* **INFORMATION PROVIDED**
# # #
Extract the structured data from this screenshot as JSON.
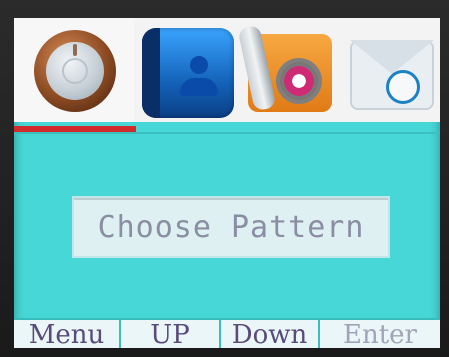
{
  "icons": [
    {
      "name": "power-icon"
    },
    {
      "name": "contacts-icon"
    },
    {
      "name": "settings-icon"
    },
    {
      "name": "mail-icon"
    }
  ],
  "main": {
    "button_label": "Choose Pattern"
  },
  "softkeys": {
    "menu": "Menu",
    "up": "UP",
    "down": "Down",
    "enter": "Enter"
  },
  "colors": {
    "screen_bg": "#46d7d6",
    "selection": "#d12b2b",
    "button_bg": "#dff0f2"
  }
}
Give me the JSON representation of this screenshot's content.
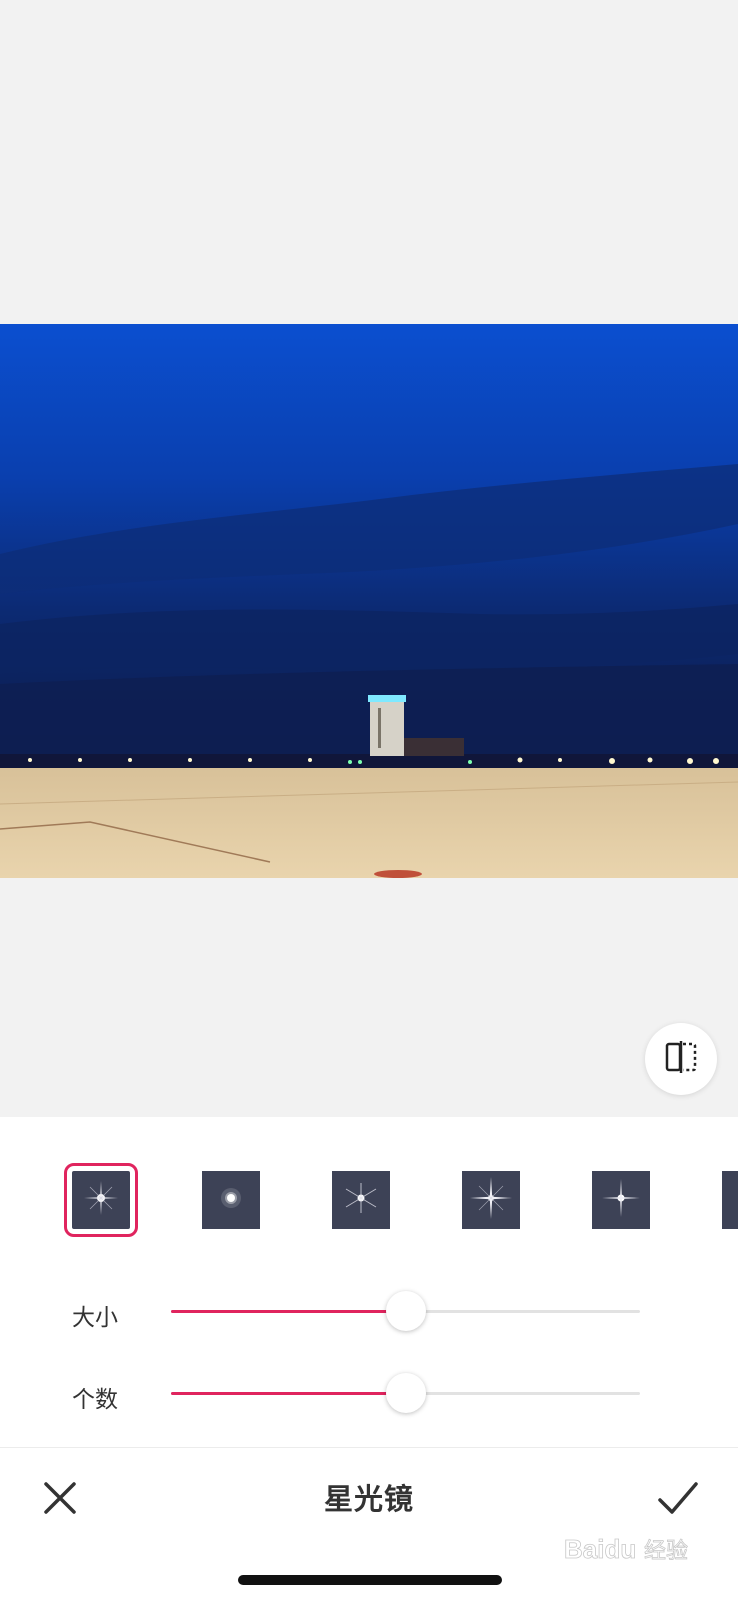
# # #
* **REQUIREMENT**
Extract the text of all the records above verbatim, excluding pictures.

* **RESULT FOR THIS TASK**
Extract the structured data from this screenshot as JSON.
{
  "icons": [
    {
      "name": "power-icon"
    },
    {
      "name": "contacts-icon"
    },
    {
      "name": "settings-icon"
    },
    {
      "name": "mail-icon"
    }
  ],
  "main": {
    "button_label": "Choose Pattern"
  },
  "softkeys": {
    "menu": "Menu",
    "up": "UP",
    "down": "Down",
    "enter": "Enter"
  },
  "colors": {
    "screen_bg": "#46d7d6",
    "selection": "#d12b2b",
    "button_bg": "#dff0f2"
  }
}
Give me the JSON representation of this screenshot's content.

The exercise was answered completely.